[Dataset records]

──────────────────────────────

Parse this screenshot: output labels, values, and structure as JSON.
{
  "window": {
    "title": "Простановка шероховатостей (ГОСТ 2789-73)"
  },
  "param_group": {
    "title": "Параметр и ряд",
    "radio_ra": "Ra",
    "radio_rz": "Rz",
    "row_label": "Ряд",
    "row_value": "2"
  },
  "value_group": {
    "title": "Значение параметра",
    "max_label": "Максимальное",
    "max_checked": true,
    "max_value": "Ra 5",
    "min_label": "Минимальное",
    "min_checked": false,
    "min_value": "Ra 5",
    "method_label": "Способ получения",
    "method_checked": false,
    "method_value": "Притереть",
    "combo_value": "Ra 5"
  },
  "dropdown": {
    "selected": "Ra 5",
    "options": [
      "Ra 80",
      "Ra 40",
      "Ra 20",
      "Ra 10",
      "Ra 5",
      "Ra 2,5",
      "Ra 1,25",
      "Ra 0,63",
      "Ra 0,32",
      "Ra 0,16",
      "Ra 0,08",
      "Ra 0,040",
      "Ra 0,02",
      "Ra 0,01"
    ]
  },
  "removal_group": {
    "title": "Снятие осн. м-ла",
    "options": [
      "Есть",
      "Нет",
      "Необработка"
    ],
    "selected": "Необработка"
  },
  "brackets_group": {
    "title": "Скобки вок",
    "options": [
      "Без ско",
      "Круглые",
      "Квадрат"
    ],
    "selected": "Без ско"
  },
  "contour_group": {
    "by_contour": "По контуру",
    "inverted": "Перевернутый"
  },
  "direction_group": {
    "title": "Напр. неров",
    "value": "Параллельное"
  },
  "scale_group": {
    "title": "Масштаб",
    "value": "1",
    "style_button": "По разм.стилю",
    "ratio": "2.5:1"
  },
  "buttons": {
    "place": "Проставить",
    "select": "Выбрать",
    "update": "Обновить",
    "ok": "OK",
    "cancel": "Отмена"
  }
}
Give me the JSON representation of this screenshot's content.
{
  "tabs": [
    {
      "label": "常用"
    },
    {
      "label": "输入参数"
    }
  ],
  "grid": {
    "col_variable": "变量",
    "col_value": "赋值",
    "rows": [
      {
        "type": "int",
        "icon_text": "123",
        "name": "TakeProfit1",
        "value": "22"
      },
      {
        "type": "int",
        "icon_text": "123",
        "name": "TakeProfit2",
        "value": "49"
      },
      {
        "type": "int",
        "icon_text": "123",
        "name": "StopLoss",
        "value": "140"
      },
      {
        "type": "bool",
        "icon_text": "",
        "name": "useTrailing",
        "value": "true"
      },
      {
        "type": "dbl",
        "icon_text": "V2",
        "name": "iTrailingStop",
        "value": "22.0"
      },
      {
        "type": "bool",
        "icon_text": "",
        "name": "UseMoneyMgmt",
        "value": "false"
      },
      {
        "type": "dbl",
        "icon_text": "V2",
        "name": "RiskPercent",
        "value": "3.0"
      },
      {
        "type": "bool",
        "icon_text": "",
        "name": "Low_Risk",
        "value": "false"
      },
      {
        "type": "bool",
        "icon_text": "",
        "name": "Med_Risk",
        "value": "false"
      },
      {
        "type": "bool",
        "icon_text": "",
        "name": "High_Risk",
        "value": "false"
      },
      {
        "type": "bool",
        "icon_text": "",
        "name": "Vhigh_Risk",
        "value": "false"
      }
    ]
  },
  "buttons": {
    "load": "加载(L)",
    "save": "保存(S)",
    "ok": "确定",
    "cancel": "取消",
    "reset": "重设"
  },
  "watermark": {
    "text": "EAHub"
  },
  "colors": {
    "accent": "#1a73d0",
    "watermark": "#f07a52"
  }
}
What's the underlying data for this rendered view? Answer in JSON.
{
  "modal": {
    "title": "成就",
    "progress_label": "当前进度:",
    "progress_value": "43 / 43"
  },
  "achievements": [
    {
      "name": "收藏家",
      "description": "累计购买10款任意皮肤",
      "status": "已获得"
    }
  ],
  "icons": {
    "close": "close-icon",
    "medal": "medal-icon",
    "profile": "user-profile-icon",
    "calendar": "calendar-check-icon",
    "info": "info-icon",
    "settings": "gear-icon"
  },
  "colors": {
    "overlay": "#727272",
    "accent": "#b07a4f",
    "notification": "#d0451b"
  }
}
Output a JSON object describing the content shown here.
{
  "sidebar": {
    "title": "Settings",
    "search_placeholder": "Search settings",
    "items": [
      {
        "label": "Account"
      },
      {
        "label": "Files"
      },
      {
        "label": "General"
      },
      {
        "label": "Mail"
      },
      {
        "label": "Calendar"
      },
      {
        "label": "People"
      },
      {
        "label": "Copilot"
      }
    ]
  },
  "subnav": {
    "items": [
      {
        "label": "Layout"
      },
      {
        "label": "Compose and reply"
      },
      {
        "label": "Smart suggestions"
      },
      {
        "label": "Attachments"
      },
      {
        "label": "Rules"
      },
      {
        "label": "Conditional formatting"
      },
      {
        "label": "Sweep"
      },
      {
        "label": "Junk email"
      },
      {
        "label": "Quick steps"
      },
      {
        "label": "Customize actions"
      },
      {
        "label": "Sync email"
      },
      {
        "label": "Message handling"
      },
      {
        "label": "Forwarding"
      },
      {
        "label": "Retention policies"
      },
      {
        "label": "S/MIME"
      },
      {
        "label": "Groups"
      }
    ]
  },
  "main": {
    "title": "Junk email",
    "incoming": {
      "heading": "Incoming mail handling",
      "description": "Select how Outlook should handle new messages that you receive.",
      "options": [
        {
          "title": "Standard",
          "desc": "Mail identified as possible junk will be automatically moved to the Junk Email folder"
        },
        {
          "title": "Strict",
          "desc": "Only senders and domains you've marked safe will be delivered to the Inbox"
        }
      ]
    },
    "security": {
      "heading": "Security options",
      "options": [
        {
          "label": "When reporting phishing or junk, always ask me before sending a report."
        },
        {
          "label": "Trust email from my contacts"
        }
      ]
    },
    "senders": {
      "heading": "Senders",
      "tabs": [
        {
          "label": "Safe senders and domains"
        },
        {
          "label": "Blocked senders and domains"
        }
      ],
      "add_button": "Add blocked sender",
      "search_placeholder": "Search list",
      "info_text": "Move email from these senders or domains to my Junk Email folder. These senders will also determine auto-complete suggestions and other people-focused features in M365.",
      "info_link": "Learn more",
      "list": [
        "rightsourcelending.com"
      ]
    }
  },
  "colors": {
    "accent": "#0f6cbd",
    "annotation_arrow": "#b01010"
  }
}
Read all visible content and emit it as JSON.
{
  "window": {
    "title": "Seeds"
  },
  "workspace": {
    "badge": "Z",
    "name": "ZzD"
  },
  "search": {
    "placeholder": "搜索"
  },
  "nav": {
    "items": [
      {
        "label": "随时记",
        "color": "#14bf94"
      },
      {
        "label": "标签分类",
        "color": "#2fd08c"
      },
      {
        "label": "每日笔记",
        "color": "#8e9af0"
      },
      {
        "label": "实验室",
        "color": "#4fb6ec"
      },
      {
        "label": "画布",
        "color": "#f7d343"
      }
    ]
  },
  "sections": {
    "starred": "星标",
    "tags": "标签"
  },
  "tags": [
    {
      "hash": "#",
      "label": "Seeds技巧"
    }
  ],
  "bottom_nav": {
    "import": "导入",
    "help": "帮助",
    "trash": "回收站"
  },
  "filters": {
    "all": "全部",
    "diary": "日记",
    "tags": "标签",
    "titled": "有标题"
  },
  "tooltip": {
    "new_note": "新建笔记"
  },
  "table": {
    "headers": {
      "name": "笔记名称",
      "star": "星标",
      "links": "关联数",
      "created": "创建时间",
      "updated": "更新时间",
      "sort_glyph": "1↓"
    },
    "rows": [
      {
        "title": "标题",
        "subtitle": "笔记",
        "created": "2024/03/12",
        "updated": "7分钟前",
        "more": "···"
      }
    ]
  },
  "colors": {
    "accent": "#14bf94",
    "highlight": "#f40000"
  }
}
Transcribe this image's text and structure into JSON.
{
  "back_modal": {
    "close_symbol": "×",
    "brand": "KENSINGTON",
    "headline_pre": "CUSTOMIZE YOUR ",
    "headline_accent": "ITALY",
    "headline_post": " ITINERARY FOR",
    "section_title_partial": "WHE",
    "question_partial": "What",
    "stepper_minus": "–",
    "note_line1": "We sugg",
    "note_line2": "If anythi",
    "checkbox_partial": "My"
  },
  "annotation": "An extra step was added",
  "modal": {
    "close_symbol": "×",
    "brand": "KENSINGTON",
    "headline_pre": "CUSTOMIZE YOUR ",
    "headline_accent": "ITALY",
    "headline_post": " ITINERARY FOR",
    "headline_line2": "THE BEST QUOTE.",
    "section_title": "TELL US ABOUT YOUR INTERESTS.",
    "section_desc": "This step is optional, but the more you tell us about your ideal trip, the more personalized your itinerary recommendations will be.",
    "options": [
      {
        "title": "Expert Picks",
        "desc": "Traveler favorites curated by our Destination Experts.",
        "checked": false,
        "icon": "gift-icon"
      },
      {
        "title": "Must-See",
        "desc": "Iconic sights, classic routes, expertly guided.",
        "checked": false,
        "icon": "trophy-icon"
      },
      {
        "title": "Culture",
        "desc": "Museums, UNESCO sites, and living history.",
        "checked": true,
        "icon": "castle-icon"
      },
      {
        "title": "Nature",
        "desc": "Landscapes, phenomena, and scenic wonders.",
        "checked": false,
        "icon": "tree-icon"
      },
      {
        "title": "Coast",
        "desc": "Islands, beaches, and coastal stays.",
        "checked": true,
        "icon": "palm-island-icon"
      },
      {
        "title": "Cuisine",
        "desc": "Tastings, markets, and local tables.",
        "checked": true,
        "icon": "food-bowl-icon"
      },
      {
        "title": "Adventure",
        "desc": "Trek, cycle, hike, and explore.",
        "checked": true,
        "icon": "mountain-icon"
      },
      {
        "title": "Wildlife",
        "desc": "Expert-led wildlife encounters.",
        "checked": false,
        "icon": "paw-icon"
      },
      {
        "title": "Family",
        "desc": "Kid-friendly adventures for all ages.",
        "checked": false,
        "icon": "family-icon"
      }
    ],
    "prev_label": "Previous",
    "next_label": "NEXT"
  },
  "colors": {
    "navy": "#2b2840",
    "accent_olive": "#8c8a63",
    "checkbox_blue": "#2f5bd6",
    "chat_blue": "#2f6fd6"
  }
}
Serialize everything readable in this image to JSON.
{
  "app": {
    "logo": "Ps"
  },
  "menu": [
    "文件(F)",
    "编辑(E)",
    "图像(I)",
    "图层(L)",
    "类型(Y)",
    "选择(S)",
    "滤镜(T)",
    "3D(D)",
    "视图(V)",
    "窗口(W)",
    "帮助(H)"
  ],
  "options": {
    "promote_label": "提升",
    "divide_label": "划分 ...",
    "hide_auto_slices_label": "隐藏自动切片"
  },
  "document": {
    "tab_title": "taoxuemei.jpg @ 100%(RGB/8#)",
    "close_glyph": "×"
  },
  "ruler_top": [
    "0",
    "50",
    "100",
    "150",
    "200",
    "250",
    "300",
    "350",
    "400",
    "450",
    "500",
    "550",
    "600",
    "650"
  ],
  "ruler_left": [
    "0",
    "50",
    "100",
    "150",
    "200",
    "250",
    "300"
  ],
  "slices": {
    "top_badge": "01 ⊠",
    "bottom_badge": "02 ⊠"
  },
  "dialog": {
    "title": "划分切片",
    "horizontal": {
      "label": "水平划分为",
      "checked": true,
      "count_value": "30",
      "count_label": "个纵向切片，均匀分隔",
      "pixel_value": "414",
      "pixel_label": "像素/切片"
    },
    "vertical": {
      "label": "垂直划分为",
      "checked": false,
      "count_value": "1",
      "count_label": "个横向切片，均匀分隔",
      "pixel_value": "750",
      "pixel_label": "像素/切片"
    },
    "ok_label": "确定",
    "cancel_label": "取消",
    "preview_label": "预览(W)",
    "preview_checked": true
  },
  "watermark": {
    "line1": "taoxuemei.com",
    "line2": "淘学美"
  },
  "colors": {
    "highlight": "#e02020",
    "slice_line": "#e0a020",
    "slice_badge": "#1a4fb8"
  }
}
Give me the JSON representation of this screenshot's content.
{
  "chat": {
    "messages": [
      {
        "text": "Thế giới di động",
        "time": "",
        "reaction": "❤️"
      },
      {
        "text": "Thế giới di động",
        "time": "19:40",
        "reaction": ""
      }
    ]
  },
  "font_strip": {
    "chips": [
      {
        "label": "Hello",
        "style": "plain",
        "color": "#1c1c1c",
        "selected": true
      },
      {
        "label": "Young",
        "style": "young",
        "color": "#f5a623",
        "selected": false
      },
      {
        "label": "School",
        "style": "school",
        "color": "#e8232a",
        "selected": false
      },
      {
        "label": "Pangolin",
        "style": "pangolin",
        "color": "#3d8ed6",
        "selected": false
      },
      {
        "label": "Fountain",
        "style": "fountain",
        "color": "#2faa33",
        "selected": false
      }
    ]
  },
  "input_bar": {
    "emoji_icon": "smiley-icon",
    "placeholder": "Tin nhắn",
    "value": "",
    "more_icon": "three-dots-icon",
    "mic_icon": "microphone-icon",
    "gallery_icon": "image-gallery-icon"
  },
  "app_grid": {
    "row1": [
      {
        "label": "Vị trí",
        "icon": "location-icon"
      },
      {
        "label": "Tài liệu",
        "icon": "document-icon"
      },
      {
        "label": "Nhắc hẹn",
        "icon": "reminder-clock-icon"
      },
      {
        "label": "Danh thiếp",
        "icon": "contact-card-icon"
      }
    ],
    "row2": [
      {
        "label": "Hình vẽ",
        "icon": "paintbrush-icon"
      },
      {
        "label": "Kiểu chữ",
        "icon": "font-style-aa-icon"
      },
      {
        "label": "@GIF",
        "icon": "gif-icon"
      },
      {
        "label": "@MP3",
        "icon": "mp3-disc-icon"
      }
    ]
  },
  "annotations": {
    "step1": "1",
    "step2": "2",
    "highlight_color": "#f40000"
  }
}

──────────────────────────────

CHALLENGE: How many lines in the listing above contain "content"? Answer with the number alone.

RESPONSE: 4